[Dataset entries]
::::

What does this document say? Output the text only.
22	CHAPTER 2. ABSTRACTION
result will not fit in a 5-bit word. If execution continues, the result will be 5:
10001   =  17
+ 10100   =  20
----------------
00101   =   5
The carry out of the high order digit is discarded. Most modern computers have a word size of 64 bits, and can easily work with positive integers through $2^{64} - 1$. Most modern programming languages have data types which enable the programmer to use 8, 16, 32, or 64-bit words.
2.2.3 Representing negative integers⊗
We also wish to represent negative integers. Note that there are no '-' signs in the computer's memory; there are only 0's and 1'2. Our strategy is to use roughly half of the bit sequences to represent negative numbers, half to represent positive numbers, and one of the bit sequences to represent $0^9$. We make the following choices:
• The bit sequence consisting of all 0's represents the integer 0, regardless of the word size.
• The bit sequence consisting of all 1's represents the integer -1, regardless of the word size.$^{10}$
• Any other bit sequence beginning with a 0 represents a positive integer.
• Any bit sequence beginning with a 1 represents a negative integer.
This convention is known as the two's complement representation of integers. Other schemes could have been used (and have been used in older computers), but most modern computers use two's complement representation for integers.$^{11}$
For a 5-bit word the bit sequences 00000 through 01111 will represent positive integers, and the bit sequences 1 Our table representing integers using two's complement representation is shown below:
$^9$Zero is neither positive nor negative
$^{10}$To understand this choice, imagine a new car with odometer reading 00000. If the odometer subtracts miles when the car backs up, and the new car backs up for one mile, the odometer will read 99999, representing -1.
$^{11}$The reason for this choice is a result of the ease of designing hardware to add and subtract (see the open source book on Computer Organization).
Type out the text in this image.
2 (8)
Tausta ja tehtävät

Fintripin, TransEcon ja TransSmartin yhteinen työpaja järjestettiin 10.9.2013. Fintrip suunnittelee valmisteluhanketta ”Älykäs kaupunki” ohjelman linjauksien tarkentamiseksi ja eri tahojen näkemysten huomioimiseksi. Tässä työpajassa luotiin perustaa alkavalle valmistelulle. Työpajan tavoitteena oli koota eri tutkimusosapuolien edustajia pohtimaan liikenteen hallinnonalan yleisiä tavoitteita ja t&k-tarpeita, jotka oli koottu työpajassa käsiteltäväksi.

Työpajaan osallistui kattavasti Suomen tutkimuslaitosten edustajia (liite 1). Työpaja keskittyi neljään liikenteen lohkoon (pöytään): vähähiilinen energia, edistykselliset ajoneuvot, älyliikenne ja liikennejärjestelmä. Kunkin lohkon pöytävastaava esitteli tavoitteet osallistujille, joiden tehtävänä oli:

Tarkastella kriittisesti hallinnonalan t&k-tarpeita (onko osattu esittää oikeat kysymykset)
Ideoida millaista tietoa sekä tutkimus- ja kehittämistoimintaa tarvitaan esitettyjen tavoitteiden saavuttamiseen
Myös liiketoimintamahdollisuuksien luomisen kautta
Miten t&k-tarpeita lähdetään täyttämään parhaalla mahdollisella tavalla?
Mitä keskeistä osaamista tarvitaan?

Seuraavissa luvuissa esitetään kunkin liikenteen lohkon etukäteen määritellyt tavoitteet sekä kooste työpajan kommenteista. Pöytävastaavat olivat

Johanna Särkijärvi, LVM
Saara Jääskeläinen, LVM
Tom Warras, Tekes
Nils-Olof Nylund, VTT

::::

# [Given instruction]
Search the entries for "represents" and copy out each line that has it.

# [Task output]
• The bit sequence consisting of all 0's represents the integer 0, regardless of the word size.
• The bit sequence consisting of all 1's represents the integer -1, regardless of the word size.$^{10}$
• Any other bit sequence beginning with a 0 represents a positive integer.
• Any bit sequence beginning with a 1 represents a negative integer.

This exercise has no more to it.